# WORK TO BE COMPLETED
From the data that follows, copy every line holding the string "Федерации".

Begin

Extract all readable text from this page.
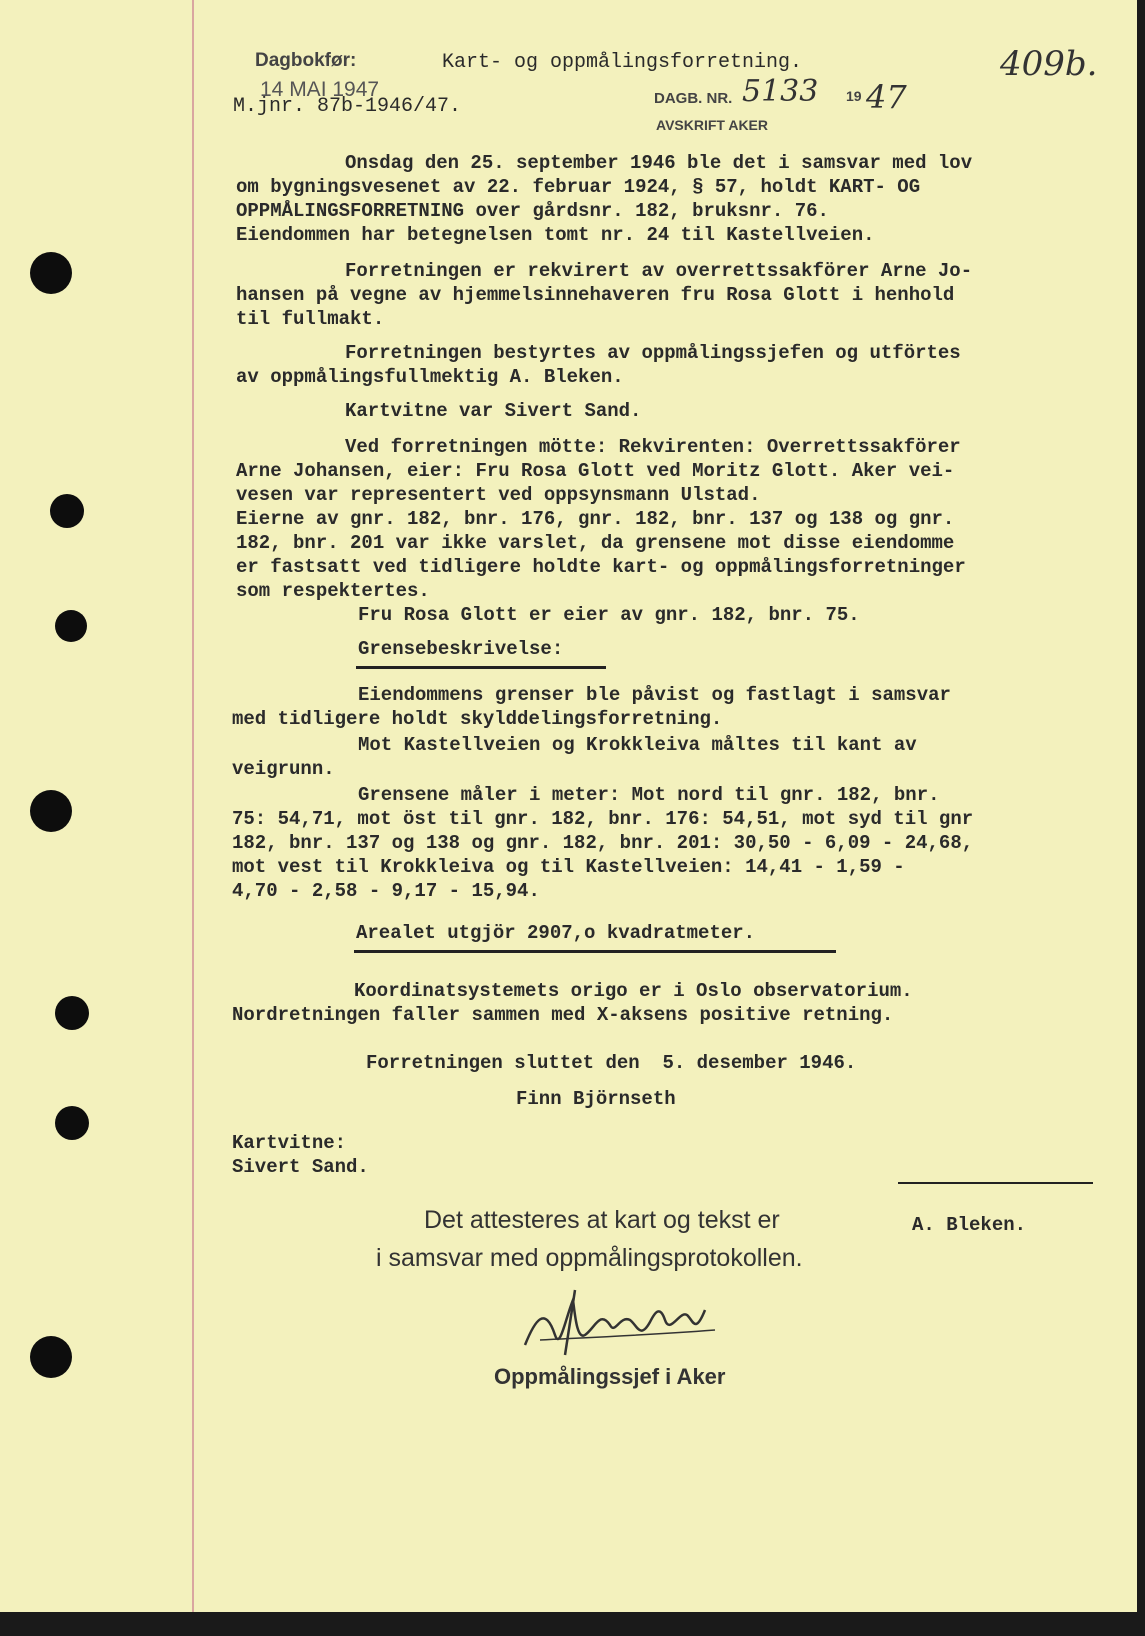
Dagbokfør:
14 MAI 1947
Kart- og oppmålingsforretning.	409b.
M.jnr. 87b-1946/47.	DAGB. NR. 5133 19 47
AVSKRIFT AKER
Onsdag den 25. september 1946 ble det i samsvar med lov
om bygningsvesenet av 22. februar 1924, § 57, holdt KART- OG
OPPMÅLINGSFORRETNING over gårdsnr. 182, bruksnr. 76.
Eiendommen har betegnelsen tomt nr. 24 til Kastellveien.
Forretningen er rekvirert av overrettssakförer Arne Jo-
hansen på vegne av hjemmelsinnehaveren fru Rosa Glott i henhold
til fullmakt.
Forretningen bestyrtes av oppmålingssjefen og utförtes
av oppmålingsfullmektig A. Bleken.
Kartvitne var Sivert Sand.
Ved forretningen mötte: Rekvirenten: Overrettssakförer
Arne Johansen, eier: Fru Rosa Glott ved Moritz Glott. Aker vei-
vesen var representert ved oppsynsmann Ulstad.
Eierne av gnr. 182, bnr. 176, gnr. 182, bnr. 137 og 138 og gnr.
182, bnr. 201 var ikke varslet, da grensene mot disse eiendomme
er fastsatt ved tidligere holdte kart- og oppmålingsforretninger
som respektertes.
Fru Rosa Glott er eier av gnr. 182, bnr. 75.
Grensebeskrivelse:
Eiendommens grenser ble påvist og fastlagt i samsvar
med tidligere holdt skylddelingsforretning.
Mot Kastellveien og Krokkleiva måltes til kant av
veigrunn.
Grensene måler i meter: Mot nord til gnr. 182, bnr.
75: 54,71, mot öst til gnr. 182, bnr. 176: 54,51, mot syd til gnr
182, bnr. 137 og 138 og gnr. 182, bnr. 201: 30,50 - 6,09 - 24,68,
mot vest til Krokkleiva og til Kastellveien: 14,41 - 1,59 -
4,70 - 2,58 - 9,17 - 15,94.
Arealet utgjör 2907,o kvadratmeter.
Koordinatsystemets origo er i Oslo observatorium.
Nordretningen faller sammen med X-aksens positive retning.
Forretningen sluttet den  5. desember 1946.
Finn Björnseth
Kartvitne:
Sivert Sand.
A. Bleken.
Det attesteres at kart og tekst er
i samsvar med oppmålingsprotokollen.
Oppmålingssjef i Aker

End
Begin

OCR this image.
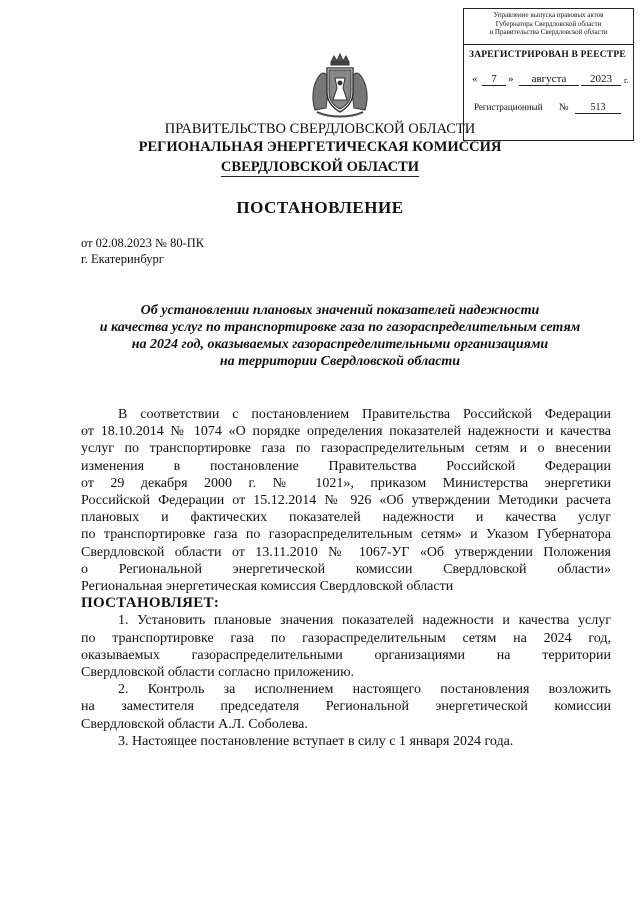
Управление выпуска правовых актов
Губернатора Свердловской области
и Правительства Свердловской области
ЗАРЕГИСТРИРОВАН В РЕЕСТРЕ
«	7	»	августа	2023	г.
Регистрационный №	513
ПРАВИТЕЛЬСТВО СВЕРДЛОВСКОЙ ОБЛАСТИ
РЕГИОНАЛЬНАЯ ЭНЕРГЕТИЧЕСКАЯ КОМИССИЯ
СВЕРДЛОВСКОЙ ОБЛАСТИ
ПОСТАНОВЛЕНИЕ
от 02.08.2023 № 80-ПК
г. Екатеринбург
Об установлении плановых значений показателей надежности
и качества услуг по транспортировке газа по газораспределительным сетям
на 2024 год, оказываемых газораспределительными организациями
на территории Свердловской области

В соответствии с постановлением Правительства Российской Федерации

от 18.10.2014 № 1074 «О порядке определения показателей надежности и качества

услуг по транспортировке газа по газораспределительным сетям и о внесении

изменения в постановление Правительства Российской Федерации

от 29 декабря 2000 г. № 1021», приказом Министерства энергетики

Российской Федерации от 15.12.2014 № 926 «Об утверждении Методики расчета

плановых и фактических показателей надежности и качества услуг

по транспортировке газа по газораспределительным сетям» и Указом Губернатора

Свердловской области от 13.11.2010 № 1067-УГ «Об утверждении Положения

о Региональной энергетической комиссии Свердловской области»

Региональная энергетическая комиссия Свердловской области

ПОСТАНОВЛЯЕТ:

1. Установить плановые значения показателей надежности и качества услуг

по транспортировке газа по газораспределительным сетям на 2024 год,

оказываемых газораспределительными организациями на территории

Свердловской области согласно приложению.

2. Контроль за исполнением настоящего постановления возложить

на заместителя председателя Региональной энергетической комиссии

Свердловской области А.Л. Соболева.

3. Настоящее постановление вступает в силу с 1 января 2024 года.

End

# RESPONSE BELOW
В соответствии с постановлением Правительства Российской Федерации
изменения в постановление Правительства Российской Федерации
Российской Федерации от 15.12.2014 № 926 «Об утверждении Методики расчета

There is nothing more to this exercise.